**Stated problem**
Determine the number of lines containing the word "setup", and state that figure alone.

**Extracted entries**

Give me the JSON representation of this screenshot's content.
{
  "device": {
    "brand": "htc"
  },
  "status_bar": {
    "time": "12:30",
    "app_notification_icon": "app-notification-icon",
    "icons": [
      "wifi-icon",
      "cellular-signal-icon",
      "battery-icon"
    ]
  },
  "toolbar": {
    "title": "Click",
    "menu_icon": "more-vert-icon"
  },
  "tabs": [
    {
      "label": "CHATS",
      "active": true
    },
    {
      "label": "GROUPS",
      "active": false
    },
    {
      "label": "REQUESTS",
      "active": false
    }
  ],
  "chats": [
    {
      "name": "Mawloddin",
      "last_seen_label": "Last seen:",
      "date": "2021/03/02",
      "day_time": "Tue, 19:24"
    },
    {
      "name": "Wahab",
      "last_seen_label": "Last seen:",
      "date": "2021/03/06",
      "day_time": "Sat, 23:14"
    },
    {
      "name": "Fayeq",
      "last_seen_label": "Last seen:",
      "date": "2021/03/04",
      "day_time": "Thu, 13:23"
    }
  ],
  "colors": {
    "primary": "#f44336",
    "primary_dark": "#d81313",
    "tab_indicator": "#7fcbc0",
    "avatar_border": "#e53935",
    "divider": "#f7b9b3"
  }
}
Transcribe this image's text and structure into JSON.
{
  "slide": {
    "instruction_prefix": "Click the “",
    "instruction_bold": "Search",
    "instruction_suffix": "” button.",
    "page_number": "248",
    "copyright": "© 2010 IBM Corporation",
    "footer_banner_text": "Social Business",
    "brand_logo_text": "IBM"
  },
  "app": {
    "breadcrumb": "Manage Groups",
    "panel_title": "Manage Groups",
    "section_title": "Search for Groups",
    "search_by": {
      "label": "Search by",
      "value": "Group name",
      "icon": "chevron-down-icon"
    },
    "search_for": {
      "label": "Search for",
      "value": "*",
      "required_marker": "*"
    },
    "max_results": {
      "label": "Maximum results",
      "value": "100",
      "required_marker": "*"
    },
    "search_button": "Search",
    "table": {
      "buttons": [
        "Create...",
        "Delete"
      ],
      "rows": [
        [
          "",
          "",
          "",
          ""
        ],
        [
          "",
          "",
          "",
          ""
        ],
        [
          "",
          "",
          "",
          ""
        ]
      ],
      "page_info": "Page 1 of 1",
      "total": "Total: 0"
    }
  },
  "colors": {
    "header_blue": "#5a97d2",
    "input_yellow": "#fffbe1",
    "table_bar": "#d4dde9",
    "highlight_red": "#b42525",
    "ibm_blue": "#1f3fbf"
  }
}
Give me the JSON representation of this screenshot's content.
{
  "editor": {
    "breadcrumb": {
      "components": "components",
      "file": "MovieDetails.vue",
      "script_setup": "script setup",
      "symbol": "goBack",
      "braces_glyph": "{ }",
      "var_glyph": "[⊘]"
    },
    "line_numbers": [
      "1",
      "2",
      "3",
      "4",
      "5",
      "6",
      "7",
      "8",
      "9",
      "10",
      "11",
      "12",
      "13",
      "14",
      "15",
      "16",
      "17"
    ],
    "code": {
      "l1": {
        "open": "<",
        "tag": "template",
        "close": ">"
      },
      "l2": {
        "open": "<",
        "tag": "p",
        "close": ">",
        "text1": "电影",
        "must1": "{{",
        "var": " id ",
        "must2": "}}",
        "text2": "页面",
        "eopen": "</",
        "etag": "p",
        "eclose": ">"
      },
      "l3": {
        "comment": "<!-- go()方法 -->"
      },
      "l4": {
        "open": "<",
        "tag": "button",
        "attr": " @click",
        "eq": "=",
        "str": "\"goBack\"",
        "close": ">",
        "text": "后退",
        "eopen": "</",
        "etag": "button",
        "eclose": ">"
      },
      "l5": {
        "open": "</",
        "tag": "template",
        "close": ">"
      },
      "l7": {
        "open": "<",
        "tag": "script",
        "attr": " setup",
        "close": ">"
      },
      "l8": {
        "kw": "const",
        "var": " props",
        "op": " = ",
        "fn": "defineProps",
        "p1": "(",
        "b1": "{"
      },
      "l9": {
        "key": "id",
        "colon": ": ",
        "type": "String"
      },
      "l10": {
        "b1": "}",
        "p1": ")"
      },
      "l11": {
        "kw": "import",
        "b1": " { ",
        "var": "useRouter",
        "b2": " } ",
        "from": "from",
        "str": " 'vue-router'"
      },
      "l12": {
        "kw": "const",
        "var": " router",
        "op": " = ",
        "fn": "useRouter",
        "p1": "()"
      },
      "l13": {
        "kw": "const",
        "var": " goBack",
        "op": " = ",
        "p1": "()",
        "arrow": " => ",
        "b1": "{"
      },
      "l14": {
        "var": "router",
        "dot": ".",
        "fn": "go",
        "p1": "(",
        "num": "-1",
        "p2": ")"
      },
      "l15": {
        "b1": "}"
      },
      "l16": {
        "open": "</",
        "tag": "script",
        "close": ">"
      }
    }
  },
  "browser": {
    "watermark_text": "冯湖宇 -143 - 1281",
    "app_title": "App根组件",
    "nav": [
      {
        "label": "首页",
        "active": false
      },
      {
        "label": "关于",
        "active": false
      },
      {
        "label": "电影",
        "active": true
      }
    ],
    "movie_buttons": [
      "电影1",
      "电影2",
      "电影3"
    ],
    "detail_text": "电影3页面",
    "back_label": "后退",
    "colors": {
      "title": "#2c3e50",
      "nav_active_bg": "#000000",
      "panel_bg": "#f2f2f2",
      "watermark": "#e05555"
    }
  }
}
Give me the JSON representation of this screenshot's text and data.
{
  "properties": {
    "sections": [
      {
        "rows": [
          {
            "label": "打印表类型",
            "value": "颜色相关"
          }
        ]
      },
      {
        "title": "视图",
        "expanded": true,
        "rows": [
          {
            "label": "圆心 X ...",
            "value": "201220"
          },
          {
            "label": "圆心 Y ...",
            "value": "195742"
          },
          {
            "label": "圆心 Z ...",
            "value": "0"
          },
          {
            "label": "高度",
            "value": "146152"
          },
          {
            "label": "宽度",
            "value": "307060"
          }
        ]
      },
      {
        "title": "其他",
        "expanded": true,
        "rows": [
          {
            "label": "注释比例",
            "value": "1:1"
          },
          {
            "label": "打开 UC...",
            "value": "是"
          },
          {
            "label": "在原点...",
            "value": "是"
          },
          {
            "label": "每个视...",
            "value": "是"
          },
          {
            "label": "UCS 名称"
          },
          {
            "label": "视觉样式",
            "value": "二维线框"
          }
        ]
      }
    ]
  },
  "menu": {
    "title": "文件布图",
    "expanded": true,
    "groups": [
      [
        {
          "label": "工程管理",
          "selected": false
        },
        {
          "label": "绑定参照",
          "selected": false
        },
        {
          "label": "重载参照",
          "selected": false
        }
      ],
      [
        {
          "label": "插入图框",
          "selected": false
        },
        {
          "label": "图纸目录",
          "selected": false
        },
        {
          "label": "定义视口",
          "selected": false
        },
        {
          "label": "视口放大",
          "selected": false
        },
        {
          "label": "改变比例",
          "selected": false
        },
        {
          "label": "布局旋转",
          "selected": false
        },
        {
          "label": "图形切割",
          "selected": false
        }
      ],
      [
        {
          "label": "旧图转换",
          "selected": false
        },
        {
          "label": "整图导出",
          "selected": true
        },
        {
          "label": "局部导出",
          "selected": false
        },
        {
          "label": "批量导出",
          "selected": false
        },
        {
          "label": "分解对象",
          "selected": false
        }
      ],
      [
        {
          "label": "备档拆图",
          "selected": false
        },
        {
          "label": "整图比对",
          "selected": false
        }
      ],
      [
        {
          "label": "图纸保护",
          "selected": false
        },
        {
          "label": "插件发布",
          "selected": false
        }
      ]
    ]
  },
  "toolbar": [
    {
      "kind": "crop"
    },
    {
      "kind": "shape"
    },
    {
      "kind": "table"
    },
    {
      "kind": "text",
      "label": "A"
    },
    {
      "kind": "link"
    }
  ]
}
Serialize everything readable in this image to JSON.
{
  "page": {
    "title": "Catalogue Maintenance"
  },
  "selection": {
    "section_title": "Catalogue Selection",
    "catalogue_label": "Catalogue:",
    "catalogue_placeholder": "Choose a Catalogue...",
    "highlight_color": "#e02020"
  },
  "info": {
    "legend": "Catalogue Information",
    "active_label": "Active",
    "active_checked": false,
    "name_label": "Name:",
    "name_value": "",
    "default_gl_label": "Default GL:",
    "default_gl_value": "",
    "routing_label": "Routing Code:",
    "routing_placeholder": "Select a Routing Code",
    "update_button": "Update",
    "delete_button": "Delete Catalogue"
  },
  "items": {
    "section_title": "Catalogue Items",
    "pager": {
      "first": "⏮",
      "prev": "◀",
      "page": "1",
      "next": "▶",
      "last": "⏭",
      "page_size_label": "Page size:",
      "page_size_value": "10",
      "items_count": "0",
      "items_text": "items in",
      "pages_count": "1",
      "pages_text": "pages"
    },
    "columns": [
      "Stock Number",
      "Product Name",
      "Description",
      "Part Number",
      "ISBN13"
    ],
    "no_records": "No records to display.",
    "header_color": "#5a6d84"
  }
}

**Written answer**
2